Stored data
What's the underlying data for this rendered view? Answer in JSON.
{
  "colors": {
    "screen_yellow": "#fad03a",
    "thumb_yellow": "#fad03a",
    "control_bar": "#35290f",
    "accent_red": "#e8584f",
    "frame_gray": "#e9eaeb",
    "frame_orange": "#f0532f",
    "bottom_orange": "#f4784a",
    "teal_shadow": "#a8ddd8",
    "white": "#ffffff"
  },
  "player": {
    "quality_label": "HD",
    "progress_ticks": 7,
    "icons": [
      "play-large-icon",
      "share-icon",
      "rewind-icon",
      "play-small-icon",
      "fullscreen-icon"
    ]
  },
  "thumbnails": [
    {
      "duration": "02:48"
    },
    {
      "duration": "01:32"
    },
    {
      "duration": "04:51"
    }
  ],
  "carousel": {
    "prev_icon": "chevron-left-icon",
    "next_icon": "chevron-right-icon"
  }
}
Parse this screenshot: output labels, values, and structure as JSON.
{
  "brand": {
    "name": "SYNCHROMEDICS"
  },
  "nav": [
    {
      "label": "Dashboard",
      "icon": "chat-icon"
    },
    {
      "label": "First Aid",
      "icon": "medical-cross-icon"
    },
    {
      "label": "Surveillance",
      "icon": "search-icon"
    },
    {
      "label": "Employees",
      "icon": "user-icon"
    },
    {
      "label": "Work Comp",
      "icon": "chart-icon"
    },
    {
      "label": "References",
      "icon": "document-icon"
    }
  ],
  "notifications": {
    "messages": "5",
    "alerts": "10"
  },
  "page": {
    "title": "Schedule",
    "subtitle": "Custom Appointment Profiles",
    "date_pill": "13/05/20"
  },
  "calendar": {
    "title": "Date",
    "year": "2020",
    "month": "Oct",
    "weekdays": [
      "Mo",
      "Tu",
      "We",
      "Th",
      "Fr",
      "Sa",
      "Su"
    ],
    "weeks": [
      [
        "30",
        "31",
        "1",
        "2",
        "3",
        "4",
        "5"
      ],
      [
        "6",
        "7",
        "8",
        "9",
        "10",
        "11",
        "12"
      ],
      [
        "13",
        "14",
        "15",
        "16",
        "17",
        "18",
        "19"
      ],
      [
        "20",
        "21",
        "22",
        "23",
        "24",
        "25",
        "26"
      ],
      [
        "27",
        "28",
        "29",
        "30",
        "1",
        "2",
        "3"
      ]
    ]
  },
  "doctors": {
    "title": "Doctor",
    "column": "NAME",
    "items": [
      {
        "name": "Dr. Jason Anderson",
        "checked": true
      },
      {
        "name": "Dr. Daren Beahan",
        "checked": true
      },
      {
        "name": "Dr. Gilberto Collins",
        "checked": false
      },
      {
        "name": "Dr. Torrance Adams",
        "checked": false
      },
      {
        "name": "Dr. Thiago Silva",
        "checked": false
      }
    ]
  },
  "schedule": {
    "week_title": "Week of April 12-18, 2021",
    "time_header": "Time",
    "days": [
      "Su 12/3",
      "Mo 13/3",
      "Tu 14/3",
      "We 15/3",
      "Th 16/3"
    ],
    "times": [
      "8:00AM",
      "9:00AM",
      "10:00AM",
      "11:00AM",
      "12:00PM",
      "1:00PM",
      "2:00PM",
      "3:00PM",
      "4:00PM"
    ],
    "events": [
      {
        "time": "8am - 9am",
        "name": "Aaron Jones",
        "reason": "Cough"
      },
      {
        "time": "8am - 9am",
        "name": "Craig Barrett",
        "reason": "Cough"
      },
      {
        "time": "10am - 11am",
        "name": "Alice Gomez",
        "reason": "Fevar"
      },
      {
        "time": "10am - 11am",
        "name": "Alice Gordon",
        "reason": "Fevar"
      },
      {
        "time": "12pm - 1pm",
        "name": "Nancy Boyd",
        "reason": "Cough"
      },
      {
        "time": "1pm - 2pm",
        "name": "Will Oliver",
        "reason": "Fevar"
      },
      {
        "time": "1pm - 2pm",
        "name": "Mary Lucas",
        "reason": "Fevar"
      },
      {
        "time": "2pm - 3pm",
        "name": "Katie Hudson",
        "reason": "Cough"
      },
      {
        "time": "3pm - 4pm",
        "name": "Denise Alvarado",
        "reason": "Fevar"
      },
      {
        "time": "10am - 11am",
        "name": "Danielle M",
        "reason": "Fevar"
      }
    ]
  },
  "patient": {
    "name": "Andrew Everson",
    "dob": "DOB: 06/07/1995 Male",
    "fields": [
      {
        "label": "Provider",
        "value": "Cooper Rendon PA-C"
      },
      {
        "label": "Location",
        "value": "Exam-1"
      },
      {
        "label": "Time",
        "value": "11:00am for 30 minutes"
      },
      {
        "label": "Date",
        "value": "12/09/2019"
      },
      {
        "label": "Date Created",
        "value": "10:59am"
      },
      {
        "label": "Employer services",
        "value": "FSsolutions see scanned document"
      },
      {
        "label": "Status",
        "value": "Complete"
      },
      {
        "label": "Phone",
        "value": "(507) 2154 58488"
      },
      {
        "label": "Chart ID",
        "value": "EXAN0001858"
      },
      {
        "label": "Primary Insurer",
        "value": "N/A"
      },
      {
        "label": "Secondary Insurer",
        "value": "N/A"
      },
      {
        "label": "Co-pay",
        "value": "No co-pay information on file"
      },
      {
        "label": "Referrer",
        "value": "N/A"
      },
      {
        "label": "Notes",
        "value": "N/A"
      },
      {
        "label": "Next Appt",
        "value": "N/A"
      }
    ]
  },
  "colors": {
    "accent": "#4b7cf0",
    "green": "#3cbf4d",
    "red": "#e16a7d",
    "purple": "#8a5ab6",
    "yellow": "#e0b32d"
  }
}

## GIVEN REQUEST
Using the entries above, please restate each one word for word.

## FINISHED ANSWER
What's the underlying data for this rendered view? Answer in JSON.
{
  "colors": {
    "screen_yellow": "#fad03a",
    "thumb_yellow": "#fad03a",
    "control_bar": "#35290f",
    "accent_red": "#e8584f",
    "frame_gray": "#e9eaeb",
    "frame_orange": "#f0532f",
    "bottom_orange": "#f4784a",
    "teal_shadow": "#a8ddd8",
    "white": "#ffffff"
  },
  "player": {
    "quality_label": "HD",
    "progress_ticks": 7,
    "icons": [
      "play-large-icon",
      "share-icon",
      "rewind-icon",
      "play-small-icon",
      "fullscreen-icon"
    ]
  },
  "thumbnails": [
    {
      "duration": "02:48"
    },
    {
      "duration": "01:32"
    },
    {
      "duration": "04:51"
    }
  ],
  "carousel": {
    "prev_icon": "chevron-left-icon",
    "next_icon": "chevron-right-icon"
  }
}
Parse this screenshot: output labels, values, and structure as JSON.
{
  "brand": {
    "name": "SYNCHROMEDICS"
  },
  "nav": [
    {
      "label": "Dashboard",
      "icon": "chat-icon"
    },
    {
      "label": "First Aid",
      "icon": "medical-cross-icon"
    },
    {
      "label": "Surveillance",
      "icon": "search-icon"
    },
    {
      "label": "Employees",
      "icon": "user-icon"
    },
    {
      "label": "Work Comp",
      "icon": "chart-icon"
    },
    {
      "label": "References",
      "icon": "document-icon"
    }
  ],
  "notifications": {
    "messages": "5",
    "alerts": "10"
  },
  "page": {
    "title": "Schedule",
    "subtitle": "Custom Appointment Profiles",
    "date_pill": "13/05/20"
  },
  "calendar": {
    "title": "Date",
    "year": "2020",
    "month": "Oct",
    "weekdays": [
      "Mo",
      "Tu",
      "We",
      "Th",
      "Fr",
      "Sa",
      "Su"
    ],
    "weeks": [
      [
        "30",
        "31",
        "1",
        "2",
        "3",
        "4",
        "5"
      ],
      [
        "6",
        "7",
        "8",
        "9",
        "10",
        "11",
        "12"
      ],
      [
        "13",
        "14",
        "15",
        "16",
        "17",
        "18",
        "19"
      ],
      [
        "20",
        "21",
        "22",
        "23",
        "24",
        "25",
        "26"
      ],
      [
        "27",
        "28",
        "29",
        "30",
        "1",
        "2",
        "3"
      ]
    ]
  },
  "doctors": {
    "title": "Doctor",
    "column": "NAME",
    "items": [
      {
        "name": "Dr. Jason Anderson",
        "checked": true
      },
      {
        "name": "Dr. Daren Beahan",
        "checked": true
      },
      {
        "name": "Dr. Gilberto Collins",
        "checked": false
      },
      {
        "name": "Dr. Torrance Adams",
        "checked": false
      },
      {
        "name": "Dr. Thiago Silva",
        "checked": false
      }
    ]
  },
  "schedule": {
    "week_title": "Week of April 12-18, 2021",
    "time_header": "Time",
    "days": [
      "Su 12/3",
      "Mo 13/3",
      "Tu 14/3",
      "We 15/3",
      "Th 16/3"
    ],
    "times": [
      "8:00AM",
      "9:00AM",
      "10:00AM",
      "11:00AM",
      "12:00PM",
      "1:00PM",
      "2:00PM",
      "3:00PM",
      "4:00PM"
    ],
    "events": [
      {
        "time": "8am - 9am",
        "name": "Aaron Jones",
        "reason": "Cough"
      },
      {
        "time": "8am - 9am",
        "name": "Craig Barrett",
        "reason": "Cough"
      },
      {
        "time": "10am - 11am",
        "name": "Alice Gomez",
        "reason": "Fevar"
      },
      {
        "time": "10am - 11am",
        "name": "Alice Gordon",
        "reason": "Fevar"
      },
      {
        "time": "12pm - 1pm",
        "name": "Nancy Boyd",
        "reason": "Cough"
      },
      {
        "time": "1pm - 2pm",
        "name": "Will Oliver",
        "reason": "Fevar"
      },
      {
        "time": "1pm - 2pm",
        "name": "Mary Lucas",
        "reason": "Fevar"
      },
      {
        "time": "2pm - 3pm",
        "name": "Katie Hudson",
        "reason": "Cough"
      },
      {
        "time": "3pm - 4pm",
        "name": "Denise Alvarado",
        "reason": "Fevar"
      },
      {
        "time": "10am - 11am",
        "name": "Danielle M",
        "reason": "Fevar"
      }
    ]
  },
  "patient": {
    "name": "Andrew Everson",
    "dob": "DOB: 06/07/1995 Male",
    "fields": [
      {
        "label": "Provider",
        "value": "Cooper Rendon PA-C"
      },
      {
        "label": "Location",
        "value": "Exam-1"
      },
      {
        "label": "Time",
        "value": "11:00am for 30 minutes"
      },
      {
        "label": "Date",
        "value": "12/09/2019"
      },
      {
        "label": "Date Created",
        "value": "10:59am"
      },
      {
        "label": "Employer services",
        "value": "FSsolutions see scanned document"
      },
      {
        "label": "Status",
        "value": "Complete"
      },
      {
        "label": "Phone",
        "value": "(507) 2154 58488"
      },
      {
        "label": "Chart ID",
        "value": "EXAN0001858"
      },
      {
        "label": "Primary Insurer",
        "value": "N/A"
      },
      {
        "label": "Secondary Insurer",
        "value": "N/A"
      },
      {
        "label": "Co-pay",
        "value": "No co-pay information on file"
      },
      {
        "label": "Referrer",
        "value": "N/A"
      },
      {
        "label": "Notes",
        "value": "N/A"
      },
      {
        "label": "Next Appt",
        "value": "N/A"
      }
    ]
  },
  "colors": {
    "accent": "#4b7cf0",
    "green": "#3cbf4d",
    "red": "#e16a7d",
    "purple": "#8a5ab6",
    "yellow": "#e0b32d"
  }
}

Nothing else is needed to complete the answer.